═══ DATA FOR THIS TASK
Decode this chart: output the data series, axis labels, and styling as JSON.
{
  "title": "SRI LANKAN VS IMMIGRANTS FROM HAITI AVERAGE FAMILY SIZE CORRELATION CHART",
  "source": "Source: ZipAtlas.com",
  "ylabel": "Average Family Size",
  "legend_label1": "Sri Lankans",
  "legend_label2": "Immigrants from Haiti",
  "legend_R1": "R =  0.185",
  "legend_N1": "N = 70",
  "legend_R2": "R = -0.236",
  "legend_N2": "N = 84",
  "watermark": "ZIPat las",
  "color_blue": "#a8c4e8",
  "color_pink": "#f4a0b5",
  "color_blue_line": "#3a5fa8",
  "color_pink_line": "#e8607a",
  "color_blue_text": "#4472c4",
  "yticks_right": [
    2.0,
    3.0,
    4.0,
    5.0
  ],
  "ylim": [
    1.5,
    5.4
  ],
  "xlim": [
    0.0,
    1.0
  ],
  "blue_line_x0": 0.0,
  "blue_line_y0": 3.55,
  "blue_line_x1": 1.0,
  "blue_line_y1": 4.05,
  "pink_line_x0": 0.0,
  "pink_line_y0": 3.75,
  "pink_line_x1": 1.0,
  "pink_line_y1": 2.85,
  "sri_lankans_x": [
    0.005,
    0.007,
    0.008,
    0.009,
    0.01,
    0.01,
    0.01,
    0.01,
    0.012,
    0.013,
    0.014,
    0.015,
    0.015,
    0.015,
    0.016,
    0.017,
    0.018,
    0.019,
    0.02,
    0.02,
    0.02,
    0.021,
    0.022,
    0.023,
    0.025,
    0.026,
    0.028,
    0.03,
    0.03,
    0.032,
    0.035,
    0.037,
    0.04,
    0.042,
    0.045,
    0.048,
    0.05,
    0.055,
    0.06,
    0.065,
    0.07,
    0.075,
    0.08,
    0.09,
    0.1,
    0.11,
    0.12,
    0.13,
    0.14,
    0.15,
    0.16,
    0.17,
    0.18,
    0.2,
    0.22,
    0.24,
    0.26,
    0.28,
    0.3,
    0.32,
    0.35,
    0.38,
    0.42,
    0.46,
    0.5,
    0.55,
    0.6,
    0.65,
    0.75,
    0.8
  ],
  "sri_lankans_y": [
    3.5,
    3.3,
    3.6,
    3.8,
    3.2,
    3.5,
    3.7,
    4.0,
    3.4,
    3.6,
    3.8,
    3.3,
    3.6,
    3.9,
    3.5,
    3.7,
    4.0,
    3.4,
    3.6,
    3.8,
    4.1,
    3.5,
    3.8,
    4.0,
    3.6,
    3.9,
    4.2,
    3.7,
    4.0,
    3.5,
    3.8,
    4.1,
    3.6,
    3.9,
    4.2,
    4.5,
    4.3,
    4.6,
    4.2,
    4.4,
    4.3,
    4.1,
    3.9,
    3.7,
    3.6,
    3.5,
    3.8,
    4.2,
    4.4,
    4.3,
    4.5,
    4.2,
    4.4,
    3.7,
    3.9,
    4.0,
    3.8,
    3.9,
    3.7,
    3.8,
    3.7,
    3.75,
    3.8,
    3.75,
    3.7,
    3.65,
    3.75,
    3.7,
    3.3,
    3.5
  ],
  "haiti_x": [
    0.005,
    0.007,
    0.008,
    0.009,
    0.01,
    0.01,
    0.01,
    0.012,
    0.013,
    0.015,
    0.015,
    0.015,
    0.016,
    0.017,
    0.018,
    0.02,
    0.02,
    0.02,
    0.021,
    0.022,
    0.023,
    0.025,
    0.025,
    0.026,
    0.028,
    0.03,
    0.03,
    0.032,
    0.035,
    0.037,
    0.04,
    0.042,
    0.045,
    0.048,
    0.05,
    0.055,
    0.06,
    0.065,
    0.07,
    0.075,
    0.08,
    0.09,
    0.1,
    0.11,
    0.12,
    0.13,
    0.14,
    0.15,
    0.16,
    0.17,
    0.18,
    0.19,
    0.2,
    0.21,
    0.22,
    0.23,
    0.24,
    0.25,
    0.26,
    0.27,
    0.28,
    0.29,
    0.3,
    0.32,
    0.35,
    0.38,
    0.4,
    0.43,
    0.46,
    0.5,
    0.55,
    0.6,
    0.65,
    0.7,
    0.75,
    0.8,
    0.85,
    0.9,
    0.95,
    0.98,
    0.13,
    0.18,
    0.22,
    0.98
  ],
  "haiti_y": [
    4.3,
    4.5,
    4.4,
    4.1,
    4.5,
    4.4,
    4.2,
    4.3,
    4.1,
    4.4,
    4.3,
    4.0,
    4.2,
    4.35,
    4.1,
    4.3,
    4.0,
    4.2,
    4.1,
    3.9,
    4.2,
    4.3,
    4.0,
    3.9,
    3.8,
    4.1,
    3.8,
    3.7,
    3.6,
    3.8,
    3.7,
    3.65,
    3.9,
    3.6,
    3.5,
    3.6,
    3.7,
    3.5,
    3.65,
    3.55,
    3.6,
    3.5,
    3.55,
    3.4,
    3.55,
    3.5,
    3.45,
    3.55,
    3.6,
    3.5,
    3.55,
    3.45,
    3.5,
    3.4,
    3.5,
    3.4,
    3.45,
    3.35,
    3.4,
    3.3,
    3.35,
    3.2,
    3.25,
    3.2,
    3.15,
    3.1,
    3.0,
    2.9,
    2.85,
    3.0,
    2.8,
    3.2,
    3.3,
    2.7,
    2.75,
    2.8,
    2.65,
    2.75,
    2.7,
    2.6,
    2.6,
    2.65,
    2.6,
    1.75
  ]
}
══════
*WORK TO BE COMPLETED:* Write down the full listing again, exactly.

*EXERCISE ANSWER:*
Decode this chart: output the data series, axis labels, and styling as JSON.
{
  "title": "SRI LANKAN VS IMMIGRANTS FROM HAITI AVERAGE FAMILY SIZE CORRELATION CHART",
  "source": "Source: ZipAtlas.com",
  "ylabel": "Average Family Size",
  "legend_label1": "Sri Lankans",
  "legend_label2": "Immigrants from Haiti",
  "legend_R1": "R =  0.185",
  "legend_N1": "N = 70",
  "legend_R2": "R = -0.236",
  "legend_N2": "N = 84",
  "watermark": "ZIPat las",
  "color_blue": "#a8c4e8",
  "color_pink": "#f4a0b5",
  "color_blue_line": "#3a5fa8",
  "color_pink_line": "#e8607a",
  "color_blue_text": "#4472c4",
  "yticks_right": [
    2.0,
    3.0,
    4.0,
    5.0
  ],
  "ylim": [
    1.5,
    5.4
  ],
  "xlim": [
    0.0,
    1.0
  ],
  "blue_line_x0": 0.0,
  "blue_line_y0": 3.55,
  "blue_line_x1": 1.0,
  "blue_line_y1": 4.05,
  "pink_line_x0": 0.0,
  "pink_line_y0": 3.75,
  "pink_line_x1": 1.0,
  "pink_line_y1": 2.85,
  "sri_lankans_x": [
    0.005,
    0.007,
    0.008,
    0.009,
    0.01,
    0.01,
    0.01,
    0.01,
    0.012,
    0.013,
    0.014,
    0.015,
    0.015,
    0.015,
    0.016,
    0.017,
    0.018,
    0.019,
    0.02,
    0.02,
    0.02,
    0.021,
    0.022,
    0.023,
    0.025,
    0.026,
    0.028,
    0.03,
    0.03,
    0.032,
    0.035,
    0.037,
    0.04,
    0.042,
    0.045,
    0.048,
    0.05,
    0.055,
    0.06,
    0.065,
    0.07,
    0.075,
    0.08,
    0.09,
    0.1,
    0.11,
    0.12,
    0.13,
    0.14,
    0.15,
    0.16,
    0.17,
    0.18,
    0.2,
    0.22,
    0.24,
    0.26,
    0.28,
    0.3,
    0.32,
    0.35,
    0.38,
    0.42,
    0.46,
    0.5,
    0.55,
    0.6,
    0.65,
    0.75,
    0.8
  ],
  "sri_lankans_y": [
    3.5,
    3.3,
    3.6,
    3.8,
    3.2,
    3.5,
    3.7,
    4.0,
    3.4,
    3.6,
    3.8,
    3.3,
    3.6,
    3.9,
    3.5,
    3.7,
    4.0,
    3.4,
    3.6,
    3.8,
    4.1,
    3.5,
    3.8,
    4.0,
    3.6,
    3.9,
    4.2,
    3.7,
    4.0,
    3.5,
    3.8,
    4.1,
    3.6,
    3.9,
    4.2,
    4.5,
    4.3,
    4.6,
    4.2,
    4.4,
    4.3,
    4.1,
    3.9,
    3.7,
    3.6,
    3.5,
    3.8,
    4.2,
    4.4,
    4.3,
    4.5,
    4.2,
    4.4,
    3.7,
    3.9,
    4.0,
    3.8,
    3.9,
    3.7,
    3.8,
    3.7,
    3.75,
    3.8,
    3.75,
    3.7,
    3.65,
    3.75,
    3.7,
    3.3,
    3.5
  ],
  "haiti_x": [
    0.005,
    0.007,
    0.008,
    0.009,
    0.01,
    0.01,
    0.01,
    0.012,
    0.013,
    0.015,
    0.015,
    0.015,
    0.016,
    0.017,
    0.018,
    0.02,
    0.02,
    0.02,
    0.021,
    0.022,
    0.023,
    0.025,
    0.025,
    0.026,
    0.028,
    0.03,
    0.03,
    0.032,
    0.035,
    0.037,
    0.04,
    0.042,
    0.045,
    0.048,
    0.05,
    0.055,
    0.06,
    0.065,
    0.07,
    0.075,
    0.08,
    0.09,
    0.1,
    0.11,
    0.12,
    0.13,
    0.14,
    0.15,
    0.16,
    0.17,
    0.18,
    0.19,
    0.2,
    0.21,
    0.22,
    0.23,
    0.24,
    0.25,
    0.26,
    0.27,
    0.28,
    0.29,
    0.3,
    0.32,
    0.35,
    0.38,
    0.4,
    0.43,
    0.46,
    0.5,
    0.55,
    0.6,
    0.65,
    0.7,
    0.75,
    0.8,
    0.85,
    0.9,
    0.95,
    0.98,
    0.13,
    0.18,
    0.22,
    0.98
  ],
  "haiti_y": [
    4.3,
    4.5,
    4.4,
    4.1,
    4.5,
    4.4,
    4.2,
    4.3,
    4.1,
    4.4,
    4.3,
    4.0,
    4.2,
    4.35,
    4.1,
    4.3,
    4.0,
    4.2,
    4.1,
    3.9,
    4.2,
    4.3,
    4.0,
    3.9,
    3.8,
    4.1,
    3.8,
    3.7,
    3.6,
    3.8,
    3.7,
    3.65,
    3.9,
    3.6,
    3.5,
    3.6,
    3.7,
    3.5,
    3.65,
    3.55,
    3.6,
    3.5,
    3.55,
    3.4,
    3.55,
    3.5,
    3.45,
    3.55,
    3.6,
    3.5,
    3.55,
    3.45,
    3.5,
    3.4,
    3.5,
    3.4,
    3.45,
    3.35,
    3.4,
    3.3,
    3.35,
    3.2,
    3.25,
    3.2,
    3.15,
    3.1,
    3.0,
    2.9,
    2.85,
    3.0,
    2.8,
    3.2,
    3.3,
    2.7,
    2.75,
    2.8,
    2.65,
    2.75,
    2.7,
    2.6,
    2.6,
    2.65,
    2.6,
    1.75
  ]
}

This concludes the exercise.